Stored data
------------------------------------------------

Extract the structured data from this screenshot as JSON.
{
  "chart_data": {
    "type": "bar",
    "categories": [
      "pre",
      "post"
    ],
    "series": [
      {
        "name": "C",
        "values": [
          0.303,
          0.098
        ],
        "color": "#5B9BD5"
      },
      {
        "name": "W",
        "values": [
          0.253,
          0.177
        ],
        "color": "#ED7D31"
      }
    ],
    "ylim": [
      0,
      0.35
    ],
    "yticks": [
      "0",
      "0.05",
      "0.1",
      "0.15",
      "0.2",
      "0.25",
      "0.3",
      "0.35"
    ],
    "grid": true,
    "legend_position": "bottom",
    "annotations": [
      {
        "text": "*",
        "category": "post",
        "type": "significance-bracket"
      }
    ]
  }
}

------------------------------------------------

### TO DO
Reproduce each entry exactly, leaving out nothing.

### ANSWER TO THE PROBLEM
Extract the structured data from this screenshot as JSON.
{
  "chart_data": {
    "type": "bar",
    "categories": [
      "pre",
      "post"
    ],
    "series": [
      {
        "name": "C",
        "values": [
          0.303,
          0.098
        ],
        "color": "#5B9BD5"
      },
      {
        "name": "W",
        "values": [
          0.253,
          0.177
        ],
        "color": "#ED7D31"
      }
    ],
    "ylim": [
      0,
      0.35
    ],
    "yticks": [
      "0",
      "0.05",
      "0.1",
      "0.15",
      "0.2",
      "0.25",
      "0.3",
      "0.35"
    ],
    "grid": true,
    "legend_position": "bottom",
    "annotations": [
      {
        "text": "*",
        "category": "post",
        "type": "significance-bracket"
      }
    ]
  }
}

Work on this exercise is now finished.